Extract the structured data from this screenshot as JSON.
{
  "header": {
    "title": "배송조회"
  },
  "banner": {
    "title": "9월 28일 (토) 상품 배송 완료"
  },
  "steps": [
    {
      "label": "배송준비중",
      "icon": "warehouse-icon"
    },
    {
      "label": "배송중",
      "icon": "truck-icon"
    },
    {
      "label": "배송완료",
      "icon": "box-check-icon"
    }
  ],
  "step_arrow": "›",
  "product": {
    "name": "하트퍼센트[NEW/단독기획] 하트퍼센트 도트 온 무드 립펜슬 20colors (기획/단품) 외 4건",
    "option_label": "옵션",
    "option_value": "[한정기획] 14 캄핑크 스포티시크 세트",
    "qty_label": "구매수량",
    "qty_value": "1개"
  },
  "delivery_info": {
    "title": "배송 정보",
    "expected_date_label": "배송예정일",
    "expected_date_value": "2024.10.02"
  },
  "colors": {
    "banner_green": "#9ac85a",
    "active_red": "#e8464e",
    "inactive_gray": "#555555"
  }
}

* * *

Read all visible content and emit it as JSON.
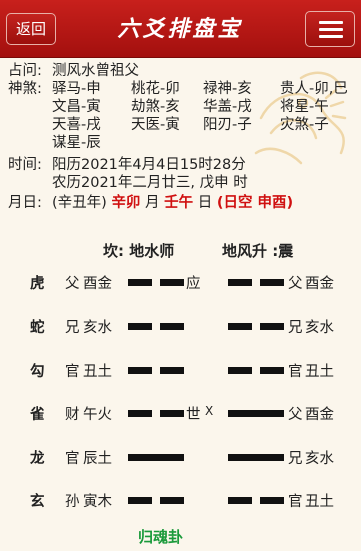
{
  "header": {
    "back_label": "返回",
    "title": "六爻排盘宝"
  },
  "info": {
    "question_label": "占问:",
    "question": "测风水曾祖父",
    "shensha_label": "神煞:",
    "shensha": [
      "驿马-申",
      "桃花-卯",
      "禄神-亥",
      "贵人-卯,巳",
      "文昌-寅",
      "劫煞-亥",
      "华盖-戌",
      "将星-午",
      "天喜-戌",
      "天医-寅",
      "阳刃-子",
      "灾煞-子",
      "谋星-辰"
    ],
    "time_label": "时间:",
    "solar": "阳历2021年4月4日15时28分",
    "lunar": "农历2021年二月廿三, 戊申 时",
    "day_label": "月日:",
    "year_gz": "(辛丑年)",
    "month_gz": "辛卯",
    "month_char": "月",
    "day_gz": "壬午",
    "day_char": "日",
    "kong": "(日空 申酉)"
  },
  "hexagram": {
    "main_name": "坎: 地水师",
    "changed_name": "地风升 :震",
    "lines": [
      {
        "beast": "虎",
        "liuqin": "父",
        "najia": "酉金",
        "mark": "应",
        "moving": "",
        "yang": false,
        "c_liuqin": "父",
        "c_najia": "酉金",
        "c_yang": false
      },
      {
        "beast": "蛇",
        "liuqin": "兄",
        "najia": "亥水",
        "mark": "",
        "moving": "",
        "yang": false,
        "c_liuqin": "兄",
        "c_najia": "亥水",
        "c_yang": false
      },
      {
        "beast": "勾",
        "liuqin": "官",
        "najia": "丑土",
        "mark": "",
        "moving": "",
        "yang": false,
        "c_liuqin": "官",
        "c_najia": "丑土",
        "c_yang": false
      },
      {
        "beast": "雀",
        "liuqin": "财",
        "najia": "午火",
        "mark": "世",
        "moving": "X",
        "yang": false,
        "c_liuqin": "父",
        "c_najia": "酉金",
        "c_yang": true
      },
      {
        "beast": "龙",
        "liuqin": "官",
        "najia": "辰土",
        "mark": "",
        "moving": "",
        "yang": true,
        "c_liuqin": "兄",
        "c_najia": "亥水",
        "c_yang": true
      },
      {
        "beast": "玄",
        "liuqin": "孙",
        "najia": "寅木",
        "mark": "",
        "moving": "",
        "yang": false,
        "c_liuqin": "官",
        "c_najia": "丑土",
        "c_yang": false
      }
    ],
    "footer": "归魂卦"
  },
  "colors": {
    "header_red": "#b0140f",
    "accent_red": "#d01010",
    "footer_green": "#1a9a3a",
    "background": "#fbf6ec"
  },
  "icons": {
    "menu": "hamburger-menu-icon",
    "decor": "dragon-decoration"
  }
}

* * *

Written exercise:
Check each line of the entries above for the word "JSON". List the ones that have it.

Answer to the task:
Extract the structured data from this screenshot as JSON.
Read all visible content and emit it as JSON.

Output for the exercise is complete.